==== EXTRACTED MATERIAL
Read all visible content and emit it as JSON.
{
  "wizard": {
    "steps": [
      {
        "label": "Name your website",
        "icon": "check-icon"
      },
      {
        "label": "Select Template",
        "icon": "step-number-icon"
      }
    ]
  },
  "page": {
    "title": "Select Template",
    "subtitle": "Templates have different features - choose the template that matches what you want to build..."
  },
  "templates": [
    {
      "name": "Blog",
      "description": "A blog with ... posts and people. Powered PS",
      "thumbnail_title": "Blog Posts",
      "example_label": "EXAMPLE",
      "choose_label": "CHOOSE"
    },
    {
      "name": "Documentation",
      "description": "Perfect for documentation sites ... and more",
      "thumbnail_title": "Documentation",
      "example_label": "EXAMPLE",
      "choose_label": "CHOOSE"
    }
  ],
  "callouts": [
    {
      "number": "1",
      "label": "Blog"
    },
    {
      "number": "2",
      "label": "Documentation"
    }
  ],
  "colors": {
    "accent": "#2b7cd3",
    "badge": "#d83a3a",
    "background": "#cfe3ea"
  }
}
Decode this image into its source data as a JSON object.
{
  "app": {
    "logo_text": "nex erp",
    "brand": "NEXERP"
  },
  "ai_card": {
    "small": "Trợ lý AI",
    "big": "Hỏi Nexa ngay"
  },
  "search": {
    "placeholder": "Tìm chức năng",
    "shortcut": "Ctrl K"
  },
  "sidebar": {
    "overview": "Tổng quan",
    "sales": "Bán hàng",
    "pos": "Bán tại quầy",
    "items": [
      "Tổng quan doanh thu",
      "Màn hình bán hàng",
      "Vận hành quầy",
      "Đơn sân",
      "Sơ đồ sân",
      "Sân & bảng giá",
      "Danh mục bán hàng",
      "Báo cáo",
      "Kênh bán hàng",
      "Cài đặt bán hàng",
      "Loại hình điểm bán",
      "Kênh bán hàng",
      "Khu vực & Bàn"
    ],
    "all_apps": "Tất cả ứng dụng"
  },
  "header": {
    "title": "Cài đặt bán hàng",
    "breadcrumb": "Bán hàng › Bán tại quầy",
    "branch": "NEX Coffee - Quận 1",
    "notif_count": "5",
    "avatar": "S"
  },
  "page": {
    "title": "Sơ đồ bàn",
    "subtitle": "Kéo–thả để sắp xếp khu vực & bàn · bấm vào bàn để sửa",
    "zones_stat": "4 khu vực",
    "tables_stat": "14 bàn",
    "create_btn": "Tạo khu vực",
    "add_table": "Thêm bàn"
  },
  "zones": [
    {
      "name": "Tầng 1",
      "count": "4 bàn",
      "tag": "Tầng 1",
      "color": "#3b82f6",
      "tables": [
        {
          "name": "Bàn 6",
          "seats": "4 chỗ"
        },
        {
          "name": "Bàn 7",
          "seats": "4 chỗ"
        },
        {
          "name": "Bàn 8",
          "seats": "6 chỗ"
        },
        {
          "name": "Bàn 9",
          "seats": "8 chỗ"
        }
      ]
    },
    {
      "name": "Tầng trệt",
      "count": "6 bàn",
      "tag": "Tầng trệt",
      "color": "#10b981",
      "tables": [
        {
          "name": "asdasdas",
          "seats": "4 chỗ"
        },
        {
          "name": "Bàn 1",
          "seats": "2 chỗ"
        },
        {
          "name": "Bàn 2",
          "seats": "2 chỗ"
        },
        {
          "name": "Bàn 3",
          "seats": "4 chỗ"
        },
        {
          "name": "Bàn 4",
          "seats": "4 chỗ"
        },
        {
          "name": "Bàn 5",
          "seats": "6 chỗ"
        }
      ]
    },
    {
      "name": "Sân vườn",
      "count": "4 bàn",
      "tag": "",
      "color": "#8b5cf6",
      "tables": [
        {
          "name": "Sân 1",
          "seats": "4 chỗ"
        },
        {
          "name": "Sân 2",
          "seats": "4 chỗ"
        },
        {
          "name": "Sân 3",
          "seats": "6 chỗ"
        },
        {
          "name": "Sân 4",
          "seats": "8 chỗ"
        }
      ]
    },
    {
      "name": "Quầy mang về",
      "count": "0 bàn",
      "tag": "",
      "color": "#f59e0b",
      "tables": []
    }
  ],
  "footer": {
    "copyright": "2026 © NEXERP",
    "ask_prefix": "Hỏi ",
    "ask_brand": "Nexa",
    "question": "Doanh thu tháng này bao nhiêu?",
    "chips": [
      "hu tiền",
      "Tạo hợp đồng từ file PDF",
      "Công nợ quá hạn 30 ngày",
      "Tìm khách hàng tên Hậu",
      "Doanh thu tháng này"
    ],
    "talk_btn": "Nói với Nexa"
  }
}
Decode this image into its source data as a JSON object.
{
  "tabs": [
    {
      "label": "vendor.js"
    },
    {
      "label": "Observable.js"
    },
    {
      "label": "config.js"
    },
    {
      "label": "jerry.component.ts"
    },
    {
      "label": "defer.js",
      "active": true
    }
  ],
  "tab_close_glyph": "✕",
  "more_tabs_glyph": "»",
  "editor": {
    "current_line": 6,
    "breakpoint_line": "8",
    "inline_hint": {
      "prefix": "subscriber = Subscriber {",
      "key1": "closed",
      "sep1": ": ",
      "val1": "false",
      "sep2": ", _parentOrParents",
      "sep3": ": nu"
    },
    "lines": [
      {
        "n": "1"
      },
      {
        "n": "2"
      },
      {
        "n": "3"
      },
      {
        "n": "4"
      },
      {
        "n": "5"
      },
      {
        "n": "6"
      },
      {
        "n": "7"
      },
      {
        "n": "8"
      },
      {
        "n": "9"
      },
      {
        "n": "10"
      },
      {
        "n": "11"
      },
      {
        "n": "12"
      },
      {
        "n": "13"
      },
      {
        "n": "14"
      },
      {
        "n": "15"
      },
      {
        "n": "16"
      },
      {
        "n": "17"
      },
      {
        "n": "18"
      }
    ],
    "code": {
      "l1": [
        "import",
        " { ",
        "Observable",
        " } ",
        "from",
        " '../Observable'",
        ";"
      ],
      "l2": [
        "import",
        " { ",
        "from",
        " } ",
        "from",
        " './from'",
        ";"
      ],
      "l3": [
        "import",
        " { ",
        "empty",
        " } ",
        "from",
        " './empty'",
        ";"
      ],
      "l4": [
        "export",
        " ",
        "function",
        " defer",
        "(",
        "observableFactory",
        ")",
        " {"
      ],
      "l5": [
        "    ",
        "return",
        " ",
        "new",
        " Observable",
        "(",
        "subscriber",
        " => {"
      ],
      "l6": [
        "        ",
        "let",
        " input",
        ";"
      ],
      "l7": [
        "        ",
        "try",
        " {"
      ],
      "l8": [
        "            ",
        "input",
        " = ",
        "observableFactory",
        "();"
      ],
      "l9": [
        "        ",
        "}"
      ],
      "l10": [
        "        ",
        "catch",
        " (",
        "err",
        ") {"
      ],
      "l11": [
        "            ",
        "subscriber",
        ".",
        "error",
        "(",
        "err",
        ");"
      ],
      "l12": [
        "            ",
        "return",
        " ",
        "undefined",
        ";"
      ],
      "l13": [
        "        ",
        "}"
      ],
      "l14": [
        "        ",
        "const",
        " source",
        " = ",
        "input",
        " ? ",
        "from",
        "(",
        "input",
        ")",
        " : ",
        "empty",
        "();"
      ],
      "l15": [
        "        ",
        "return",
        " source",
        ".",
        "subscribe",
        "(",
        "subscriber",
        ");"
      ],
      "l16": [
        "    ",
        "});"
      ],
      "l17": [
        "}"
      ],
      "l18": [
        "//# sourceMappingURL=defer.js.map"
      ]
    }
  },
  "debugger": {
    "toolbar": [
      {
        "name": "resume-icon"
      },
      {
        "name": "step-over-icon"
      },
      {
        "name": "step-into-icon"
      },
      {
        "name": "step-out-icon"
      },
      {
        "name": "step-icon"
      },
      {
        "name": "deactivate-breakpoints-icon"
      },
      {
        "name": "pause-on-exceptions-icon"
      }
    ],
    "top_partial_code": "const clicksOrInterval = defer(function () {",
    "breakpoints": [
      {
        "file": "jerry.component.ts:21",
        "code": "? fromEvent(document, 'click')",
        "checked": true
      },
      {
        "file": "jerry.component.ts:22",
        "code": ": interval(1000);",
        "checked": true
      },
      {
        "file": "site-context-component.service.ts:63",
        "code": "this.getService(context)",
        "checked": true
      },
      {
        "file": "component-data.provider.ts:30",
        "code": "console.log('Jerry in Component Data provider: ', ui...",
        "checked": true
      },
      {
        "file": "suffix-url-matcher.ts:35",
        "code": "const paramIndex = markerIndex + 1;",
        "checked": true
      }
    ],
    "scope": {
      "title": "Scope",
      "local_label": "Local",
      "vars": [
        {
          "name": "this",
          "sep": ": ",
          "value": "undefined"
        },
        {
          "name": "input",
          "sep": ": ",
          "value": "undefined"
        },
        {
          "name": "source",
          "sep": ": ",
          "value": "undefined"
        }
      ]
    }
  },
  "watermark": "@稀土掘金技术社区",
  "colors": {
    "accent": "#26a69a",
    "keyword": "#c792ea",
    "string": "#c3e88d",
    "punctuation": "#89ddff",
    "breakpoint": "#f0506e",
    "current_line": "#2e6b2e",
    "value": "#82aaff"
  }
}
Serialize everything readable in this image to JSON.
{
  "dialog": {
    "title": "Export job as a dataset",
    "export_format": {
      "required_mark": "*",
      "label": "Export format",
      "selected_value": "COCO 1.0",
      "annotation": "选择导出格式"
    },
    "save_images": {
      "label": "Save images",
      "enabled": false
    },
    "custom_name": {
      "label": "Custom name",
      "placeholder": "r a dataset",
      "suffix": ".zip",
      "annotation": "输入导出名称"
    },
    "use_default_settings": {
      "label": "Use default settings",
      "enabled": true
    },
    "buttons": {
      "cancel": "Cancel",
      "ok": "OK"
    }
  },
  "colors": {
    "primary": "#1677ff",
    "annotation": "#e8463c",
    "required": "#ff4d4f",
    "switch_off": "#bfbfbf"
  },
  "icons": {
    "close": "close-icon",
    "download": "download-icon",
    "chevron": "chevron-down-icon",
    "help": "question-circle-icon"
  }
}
========
## PROBLEM DETAILS
Identify the lines above with the word "const". Copy them.

## SOLUTION TO THIS EXERCISE
        "const",
    "top_partial_code": "const clicksOrInterval = defer(function () {",
        "code": "const paramIndex = markerIndex + 1;",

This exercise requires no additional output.